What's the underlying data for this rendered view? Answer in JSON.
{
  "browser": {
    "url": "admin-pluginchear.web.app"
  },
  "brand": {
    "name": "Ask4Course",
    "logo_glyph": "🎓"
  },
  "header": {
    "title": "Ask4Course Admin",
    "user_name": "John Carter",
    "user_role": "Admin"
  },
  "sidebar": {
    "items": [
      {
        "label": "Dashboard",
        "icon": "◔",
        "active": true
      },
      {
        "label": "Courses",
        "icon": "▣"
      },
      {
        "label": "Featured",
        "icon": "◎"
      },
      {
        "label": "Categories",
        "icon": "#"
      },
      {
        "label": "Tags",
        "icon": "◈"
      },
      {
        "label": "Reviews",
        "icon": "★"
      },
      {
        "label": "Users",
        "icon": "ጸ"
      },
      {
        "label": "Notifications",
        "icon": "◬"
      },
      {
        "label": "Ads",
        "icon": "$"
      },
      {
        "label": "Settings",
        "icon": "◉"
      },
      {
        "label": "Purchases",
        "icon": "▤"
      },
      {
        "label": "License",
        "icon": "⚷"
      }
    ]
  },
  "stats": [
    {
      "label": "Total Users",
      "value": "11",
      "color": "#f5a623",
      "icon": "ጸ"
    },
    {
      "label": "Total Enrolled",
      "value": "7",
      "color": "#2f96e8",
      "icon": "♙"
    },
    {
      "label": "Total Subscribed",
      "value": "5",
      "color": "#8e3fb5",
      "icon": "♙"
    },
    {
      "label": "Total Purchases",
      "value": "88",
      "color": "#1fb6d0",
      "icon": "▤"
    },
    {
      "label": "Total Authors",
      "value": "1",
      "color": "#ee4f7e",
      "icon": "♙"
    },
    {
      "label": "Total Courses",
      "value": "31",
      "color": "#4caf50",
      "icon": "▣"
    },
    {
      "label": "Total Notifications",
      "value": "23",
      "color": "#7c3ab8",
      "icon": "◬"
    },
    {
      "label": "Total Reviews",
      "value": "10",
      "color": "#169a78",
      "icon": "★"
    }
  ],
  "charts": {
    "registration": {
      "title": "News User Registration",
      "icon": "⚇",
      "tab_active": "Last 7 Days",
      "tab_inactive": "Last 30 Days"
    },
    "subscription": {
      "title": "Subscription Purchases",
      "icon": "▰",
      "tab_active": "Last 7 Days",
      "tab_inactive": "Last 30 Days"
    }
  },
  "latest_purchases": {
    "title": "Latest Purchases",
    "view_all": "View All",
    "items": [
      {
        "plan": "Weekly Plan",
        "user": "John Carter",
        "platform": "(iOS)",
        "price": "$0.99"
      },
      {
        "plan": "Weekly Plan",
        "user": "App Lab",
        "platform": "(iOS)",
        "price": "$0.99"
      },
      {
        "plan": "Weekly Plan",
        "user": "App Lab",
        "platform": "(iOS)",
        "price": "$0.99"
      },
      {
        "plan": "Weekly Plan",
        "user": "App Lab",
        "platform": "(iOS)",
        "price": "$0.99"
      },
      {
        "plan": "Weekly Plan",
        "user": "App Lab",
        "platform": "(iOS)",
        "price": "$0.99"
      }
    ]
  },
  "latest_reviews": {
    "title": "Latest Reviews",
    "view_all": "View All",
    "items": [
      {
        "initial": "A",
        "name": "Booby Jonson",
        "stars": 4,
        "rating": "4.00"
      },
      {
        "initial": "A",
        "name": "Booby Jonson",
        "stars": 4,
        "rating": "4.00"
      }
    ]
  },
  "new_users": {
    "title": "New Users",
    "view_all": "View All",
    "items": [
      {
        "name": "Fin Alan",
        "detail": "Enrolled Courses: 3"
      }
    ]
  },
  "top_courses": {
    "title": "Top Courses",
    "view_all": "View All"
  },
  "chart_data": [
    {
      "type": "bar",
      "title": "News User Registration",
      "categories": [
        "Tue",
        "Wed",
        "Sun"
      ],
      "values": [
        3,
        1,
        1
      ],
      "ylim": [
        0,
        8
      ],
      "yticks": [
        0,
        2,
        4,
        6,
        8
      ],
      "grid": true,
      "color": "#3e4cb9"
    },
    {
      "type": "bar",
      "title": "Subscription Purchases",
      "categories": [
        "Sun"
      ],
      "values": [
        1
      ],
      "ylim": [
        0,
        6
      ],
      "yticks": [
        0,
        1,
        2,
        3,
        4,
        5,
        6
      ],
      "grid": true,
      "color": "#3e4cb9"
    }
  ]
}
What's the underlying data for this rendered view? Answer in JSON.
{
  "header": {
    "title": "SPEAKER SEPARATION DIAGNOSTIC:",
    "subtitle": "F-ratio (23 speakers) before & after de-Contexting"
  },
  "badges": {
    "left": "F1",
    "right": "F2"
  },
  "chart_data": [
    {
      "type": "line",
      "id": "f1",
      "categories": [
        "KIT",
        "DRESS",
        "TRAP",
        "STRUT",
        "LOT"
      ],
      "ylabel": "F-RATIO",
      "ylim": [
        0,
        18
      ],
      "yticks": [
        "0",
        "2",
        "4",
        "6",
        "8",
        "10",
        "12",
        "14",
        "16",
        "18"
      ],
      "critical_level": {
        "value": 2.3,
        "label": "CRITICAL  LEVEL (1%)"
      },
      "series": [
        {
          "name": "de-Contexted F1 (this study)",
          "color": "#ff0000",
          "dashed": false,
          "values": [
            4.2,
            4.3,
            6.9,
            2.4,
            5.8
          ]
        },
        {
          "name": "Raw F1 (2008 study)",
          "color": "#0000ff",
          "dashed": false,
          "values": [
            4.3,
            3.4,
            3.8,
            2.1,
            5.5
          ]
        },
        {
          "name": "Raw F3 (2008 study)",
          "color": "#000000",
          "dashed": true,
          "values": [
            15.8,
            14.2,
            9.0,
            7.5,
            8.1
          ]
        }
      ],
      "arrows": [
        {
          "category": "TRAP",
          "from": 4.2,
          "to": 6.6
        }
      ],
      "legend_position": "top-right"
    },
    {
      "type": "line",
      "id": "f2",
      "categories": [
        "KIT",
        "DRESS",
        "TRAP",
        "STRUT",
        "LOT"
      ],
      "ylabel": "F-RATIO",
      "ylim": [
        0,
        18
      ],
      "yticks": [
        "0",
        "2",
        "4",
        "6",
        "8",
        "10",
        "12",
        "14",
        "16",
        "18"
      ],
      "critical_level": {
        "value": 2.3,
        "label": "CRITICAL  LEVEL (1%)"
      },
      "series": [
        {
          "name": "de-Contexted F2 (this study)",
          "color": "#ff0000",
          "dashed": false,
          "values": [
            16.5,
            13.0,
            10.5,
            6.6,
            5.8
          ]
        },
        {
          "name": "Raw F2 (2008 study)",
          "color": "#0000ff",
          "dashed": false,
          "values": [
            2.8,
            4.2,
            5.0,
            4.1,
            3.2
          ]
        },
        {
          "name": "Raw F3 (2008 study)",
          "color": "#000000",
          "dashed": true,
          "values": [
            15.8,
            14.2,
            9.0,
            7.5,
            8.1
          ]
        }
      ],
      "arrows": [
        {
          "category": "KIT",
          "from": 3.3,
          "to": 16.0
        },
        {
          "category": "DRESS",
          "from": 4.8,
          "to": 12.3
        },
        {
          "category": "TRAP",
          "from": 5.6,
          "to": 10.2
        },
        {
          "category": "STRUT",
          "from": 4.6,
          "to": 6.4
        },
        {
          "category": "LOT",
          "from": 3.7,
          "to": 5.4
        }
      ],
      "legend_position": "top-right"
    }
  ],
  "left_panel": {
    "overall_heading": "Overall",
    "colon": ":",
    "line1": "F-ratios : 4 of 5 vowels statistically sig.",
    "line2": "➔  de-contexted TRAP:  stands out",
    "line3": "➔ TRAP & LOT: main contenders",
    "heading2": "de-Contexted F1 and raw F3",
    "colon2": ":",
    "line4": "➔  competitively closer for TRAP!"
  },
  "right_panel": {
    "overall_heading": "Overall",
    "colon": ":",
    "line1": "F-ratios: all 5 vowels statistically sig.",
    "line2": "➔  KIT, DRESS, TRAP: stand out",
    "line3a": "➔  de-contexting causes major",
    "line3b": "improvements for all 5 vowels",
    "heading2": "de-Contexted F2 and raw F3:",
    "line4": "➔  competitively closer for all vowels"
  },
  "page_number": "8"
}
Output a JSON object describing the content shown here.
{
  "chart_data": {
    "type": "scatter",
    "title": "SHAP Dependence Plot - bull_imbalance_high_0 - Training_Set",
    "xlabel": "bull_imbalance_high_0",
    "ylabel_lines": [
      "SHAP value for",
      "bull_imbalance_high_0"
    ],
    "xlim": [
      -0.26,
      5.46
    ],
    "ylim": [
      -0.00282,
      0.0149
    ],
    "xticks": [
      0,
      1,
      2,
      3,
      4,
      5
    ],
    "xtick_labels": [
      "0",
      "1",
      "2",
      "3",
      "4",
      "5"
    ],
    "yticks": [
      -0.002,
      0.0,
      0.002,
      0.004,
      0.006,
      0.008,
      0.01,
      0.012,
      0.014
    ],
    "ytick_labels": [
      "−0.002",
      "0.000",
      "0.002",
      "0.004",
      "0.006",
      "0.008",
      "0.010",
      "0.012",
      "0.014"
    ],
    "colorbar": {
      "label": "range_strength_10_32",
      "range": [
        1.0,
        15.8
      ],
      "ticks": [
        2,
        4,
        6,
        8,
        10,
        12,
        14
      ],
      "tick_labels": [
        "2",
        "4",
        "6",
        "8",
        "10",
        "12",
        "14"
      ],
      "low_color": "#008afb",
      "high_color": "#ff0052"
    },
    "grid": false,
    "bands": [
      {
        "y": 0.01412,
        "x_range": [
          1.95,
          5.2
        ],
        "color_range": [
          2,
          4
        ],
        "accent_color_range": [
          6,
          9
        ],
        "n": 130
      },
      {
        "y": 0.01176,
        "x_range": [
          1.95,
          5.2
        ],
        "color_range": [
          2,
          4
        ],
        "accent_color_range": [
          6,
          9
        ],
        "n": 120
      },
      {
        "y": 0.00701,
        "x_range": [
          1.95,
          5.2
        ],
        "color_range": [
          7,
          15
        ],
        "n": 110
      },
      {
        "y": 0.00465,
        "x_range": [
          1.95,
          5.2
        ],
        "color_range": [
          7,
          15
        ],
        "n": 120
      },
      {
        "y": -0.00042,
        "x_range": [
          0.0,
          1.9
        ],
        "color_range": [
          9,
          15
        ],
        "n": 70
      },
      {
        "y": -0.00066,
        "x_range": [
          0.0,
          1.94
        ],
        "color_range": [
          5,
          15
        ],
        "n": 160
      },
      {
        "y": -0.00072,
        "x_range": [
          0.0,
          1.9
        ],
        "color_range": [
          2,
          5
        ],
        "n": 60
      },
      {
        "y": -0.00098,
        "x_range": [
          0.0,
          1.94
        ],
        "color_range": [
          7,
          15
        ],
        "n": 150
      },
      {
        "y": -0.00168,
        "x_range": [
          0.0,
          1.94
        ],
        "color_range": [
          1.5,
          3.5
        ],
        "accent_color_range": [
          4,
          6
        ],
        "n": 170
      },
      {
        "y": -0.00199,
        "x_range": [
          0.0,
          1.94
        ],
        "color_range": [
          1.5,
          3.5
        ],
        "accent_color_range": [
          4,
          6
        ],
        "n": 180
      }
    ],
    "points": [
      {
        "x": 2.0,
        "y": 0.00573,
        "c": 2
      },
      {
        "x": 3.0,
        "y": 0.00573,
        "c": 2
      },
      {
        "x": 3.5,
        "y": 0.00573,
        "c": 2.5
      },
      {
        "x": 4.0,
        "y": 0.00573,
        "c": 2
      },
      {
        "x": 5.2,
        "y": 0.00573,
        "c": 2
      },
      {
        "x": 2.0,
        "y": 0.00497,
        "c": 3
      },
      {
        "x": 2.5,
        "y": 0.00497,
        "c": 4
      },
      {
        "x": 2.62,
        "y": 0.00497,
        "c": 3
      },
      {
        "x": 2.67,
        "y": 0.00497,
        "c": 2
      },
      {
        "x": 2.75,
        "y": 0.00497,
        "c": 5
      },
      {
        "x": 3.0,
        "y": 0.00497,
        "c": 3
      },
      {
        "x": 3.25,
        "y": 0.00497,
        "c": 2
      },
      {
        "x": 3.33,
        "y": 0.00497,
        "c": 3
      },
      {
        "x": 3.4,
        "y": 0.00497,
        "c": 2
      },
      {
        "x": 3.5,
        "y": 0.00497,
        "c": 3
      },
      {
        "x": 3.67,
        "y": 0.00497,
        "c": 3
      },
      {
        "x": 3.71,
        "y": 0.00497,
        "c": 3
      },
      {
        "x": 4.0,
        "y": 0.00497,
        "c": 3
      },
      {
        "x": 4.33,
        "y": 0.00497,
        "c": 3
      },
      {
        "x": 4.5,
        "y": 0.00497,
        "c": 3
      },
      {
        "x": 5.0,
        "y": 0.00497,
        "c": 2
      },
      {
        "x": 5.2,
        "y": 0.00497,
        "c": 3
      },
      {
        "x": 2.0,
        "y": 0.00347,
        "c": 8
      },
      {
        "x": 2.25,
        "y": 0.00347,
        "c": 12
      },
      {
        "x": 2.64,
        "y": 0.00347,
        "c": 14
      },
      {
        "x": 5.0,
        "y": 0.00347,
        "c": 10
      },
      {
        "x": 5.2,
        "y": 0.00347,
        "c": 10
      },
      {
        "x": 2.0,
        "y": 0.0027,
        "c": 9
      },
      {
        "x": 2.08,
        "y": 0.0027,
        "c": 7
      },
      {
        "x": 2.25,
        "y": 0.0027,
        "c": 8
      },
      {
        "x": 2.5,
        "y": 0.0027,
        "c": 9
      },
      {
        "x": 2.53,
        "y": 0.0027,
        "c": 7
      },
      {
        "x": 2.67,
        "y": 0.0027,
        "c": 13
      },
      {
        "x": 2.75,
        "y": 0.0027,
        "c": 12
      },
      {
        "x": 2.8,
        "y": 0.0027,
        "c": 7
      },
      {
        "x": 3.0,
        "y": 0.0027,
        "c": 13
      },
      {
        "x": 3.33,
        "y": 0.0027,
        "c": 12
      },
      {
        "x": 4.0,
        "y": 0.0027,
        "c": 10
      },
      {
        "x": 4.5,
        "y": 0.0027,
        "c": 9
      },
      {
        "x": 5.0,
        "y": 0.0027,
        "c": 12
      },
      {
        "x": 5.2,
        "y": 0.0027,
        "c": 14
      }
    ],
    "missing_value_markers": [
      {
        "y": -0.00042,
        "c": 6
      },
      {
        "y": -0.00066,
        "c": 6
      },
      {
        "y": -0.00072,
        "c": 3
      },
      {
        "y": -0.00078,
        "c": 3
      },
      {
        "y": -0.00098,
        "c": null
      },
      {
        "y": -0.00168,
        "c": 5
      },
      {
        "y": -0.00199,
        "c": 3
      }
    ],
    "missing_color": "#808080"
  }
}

-=-=-

Given exercise: Write out every line of the listing that holds the word "SHAP".

Output below:
    "title": "SHAP Dependence Plot - bull_imbalance_high_0 - Training_Set",
      "SHAP value for",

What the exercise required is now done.